Task instructions: Please give the data below again in full, exactly as it stands.
* Start Given records *
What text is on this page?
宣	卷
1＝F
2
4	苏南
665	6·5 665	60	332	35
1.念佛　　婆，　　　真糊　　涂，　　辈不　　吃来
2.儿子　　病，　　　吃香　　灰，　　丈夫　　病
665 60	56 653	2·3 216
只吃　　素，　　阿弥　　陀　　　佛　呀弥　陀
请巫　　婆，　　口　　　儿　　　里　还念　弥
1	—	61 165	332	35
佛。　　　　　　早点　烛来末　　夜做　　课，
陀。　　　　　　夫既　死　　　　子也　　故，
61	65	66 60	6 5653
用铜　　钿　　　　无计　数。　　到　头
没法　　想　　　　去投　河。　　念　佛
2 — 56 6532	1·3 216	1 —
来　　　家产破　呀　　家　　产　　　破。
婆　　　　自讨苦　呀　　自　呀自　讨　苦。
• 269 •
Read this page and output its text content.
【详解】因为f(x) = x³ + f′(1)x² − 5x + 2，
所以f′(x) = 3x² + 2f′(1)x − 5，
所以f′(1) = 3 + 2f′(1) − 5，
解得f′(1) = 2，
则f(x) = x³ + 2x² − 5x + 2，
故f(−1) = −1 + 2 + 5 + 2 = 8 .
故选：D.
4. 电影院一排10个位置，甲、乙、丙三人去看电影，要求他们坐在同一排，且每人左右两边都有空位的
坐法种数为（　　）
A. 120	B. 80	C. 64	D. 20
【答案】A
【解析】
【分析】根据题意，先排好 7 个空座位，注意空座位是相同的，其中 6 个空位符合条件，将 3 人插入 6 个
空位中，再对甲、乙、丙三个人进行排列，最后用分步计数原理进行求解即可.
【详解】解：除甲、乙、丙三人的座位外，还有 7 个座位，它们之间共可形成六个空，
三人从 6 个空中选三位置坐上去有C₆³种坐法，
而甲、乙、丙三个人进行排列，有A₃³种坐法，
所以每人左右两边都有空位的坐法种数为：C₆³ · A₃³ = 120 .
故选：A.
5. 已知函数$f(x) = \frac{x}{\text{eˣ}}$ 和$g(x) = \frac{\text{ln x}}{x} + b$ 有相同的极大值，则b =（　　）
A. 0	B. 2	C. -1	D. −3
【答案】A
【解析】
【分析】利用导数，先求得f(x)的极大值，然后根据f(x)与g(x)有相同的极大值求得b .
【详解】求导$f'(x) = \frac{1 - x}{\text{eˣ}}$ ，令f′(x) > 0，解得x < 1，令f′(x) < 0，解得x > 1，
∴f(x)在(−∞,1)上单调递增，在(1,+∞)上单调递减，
* End Given records *
Complete answer:
What text is on this page?
宣	卷
1＝F
2
4	苏南
665	6·5 665	60	332	35
1.念佛　　婆，　　　真糊　　涂，　　辈不　　吃来
2.儿子　　病，　　　吃香　　灰，　　丈夫　　病
665 60	56 653	2·3 216
只吃　　素，　　阿弥　　陀　　　佛　呀弥　陀
请巫　　婆，　　口　　　儿　　　里　还念　弥
1	—	61 165	332	35
佛。　　　　　　早点　烛来末　　夜做　　课，
陀。　　　　　　夫既　死　　　　子也　　故，
61	65	66 60	6 5653
用铜　　钿　　　　无计　数。　　到　头
没法　　想　　　　去投　河。　　念　佛
2 — 56 6532	1·3 216	1 —
来　　　家产破　呀　　家　　产　　　破。
婆　　　　自讨苦　呀　　自　呀自　讨　苦。
• 269 •
Read this page and output its text content.
【详解】因为f(x) = x³ + f′(1)x² − 5x + 2，
所以f′(x) = 3x² + 2f′(1)x − 5，
所以f′(1) = 3 + 2f′(1) − 5，
解得f′(1) = 2，
则f(x) = x³ + 2x² − 5x + 2，
故f(−1) = −1 + 2 + 5 + 2 = 8 .
故选：D.
4. 电影院一排10个位置，甲、乙、丙三人去看电影，要求他们坐在同一排，且每人左右两边都有空位的
坐法种数为（　　）
A. 120	B. 80	C. 64	D. 20
【答案】A
【解析】
【分析】根据题意，先排好 7 个空座位，注意空座位是相同的，其中 6 个空位符合条件，将 3 人插入 6 个
空位中，再对甲、乙、丙三个人进行排列，最后用分步计数原理进行求解即可.
【详解】解：除甲、乙、丙三人的座位外，还有 7 个座位，它们之间共可形成六个空，
三人从 6 个空中选三位置坐上去有C₆³种坐法，
而甲、乙、丙三个人进行排列，有A₃³种坐法，
所以每人左右两边都有空位的坐法种数为：C₆³ · A₃³ = 120 .
故选：A.
5. 已知函数$f(x) = \frac{x}{\text{eˣ}}$ 和$g(x) = \frac{\text{ln x}}{x} + b$ 有相同的极大值，则b =（　　）
A. 0	B. 2	C. -1	D. −3
【答案】A
【解析】
【分析】利用导数，先求得f(x)的极大值，然后根据f(x)与g(x)有相同的极大值求得b .
【详解】求导$f'(x) = \frac{1 - x}{\text{eˣ}}$ ，令f′(x) > 0，解得x < 1，令f′(x) < 0，解得x > 1，
∴f(x)在(−∞,1)上单调递增，在(1,+∞)上单调递减，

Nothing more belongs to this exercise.